**TASK TO CARRY OUT**: Skip the pictures and repeat each line of the data exactly.

☆ ☆ ☆ ☆ ☆

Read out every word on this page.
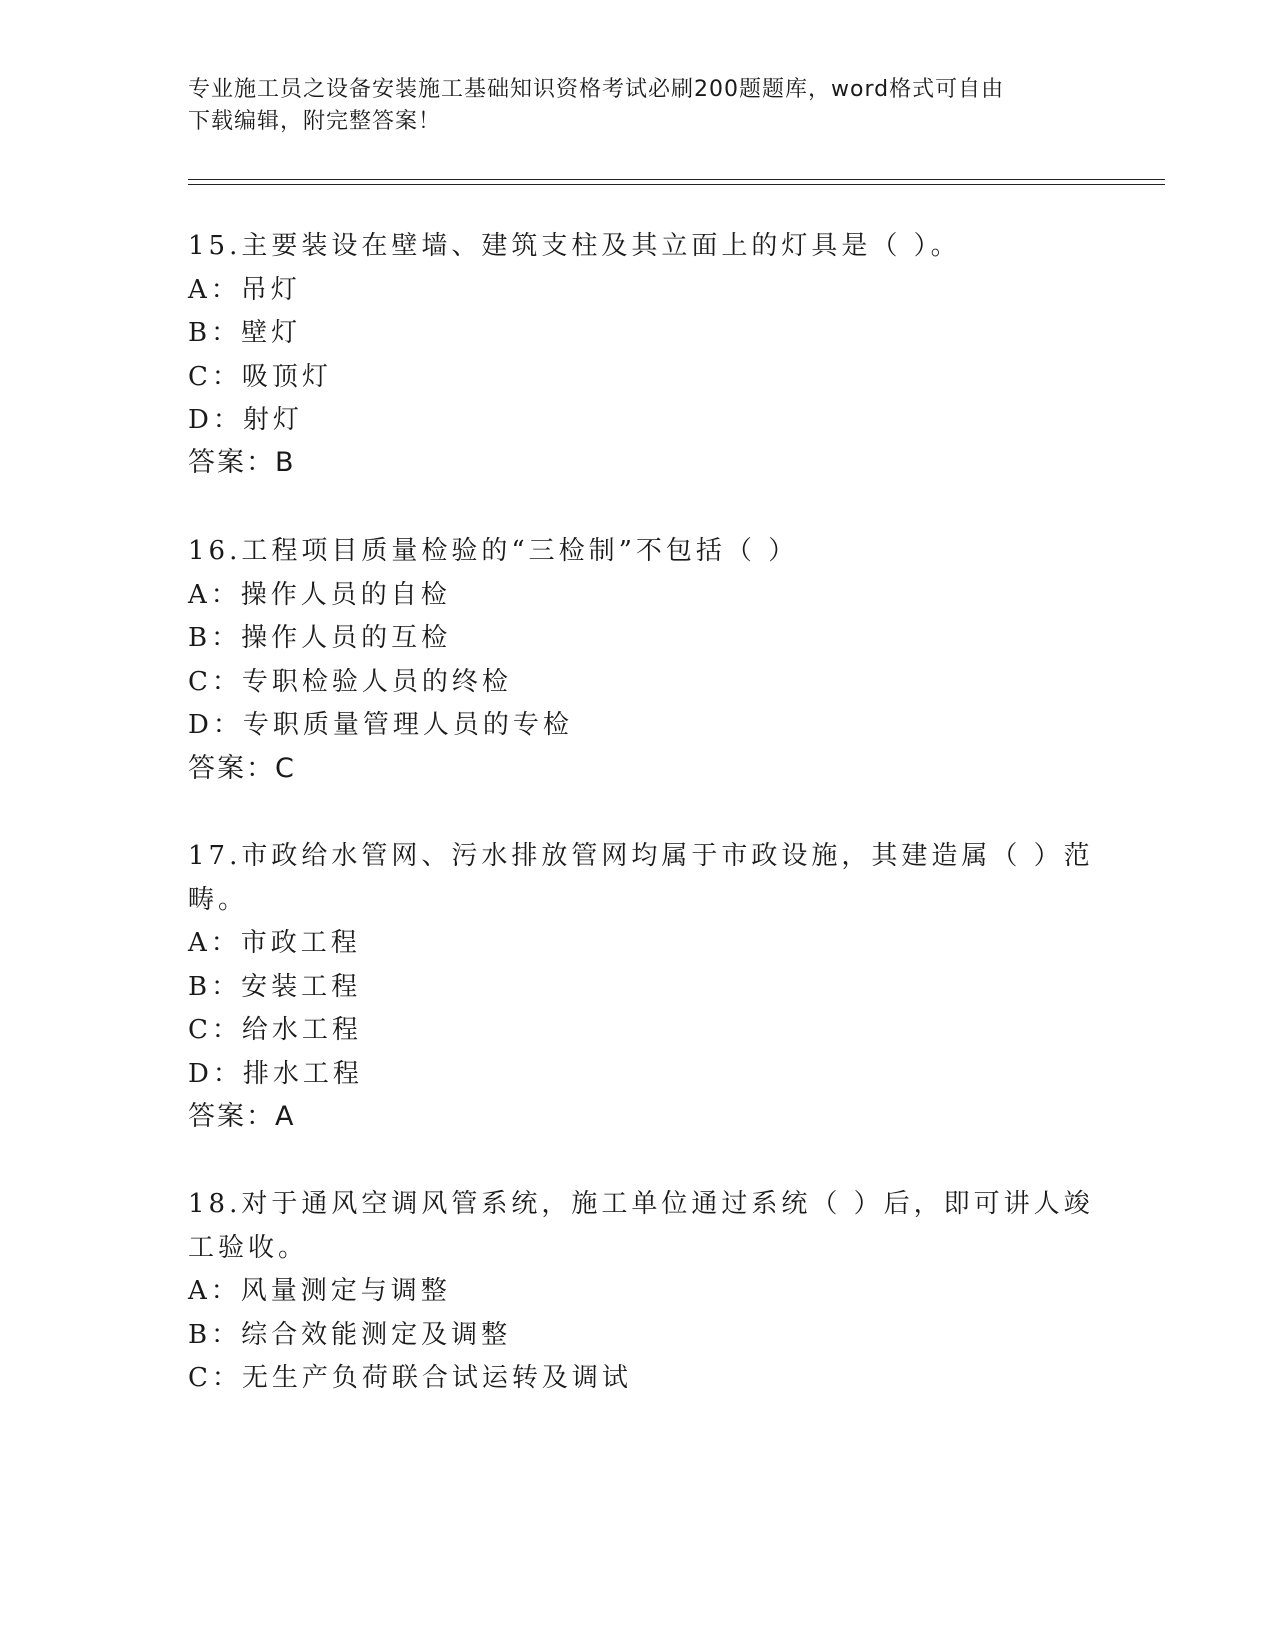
专业施工员之设备安装施工基础知识资格考试必刷200题题库，word格式可自由
下载编辑，附完整答案！
15.主要装设在壁墙、建筑支柱及其立面上的灯具是（ ）。
A：吊灯
B：壁灯
C：吸顶灯
D：射灯
答案：B
16.工程项目质量检验的“三检制”不包括（ ）
A：操作人员的自检
B：操作人员的互检
C：专职检验人员的终检
D：专职质量管理人员的专检
答案：C
17.市政给水管网、污水排放管网均属于市政设施，其建造属（ ）范
畴。
A：市政工程
B：安装工程
C：给水工程
D：排水工程
答案：A
18.对于通风空调风管系统，施工单位通过系统（ ）后，即可讲人竣
工验收。
A：风量测定与调整
B：综合效能测定及调整
C：无生产负荷联合试运转及调试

☆ ☆ ☆ ☆ ☆

**TASK OUTPUT**:
Read out every word on this page.
专业施工员之设备安装施工基础知识资格考试必刷200题题库，word格式可自由
下载编辑，附完整答案！
15.主要装设在壁墙、建筑支柱及其立面上的灯具是（ ）。
A：吊灯
B：壁灯
C：吸顶灯
D：射灯
答案：B
16.工程项目质量检验的“三检制”不包括（ ）
A：操作人员的自检
B：操作人员的互检
C：专职检验人员的终检
D：专职质量管理人员的专检
答案：C
17.市政给水管网、污水排放管网均属于市政设施，其建造属（ ）范
畴。
A：市政工程
B：安装工程
C：给水工程
D：排水工程
答案：A
18.对于通风空调风管系统，施工单位通过系统（ ）后，即可讲人竣
工验收。
A：风量测定与调整
B：综合效能测定及调整
C：无生产负荷联合试运转及调试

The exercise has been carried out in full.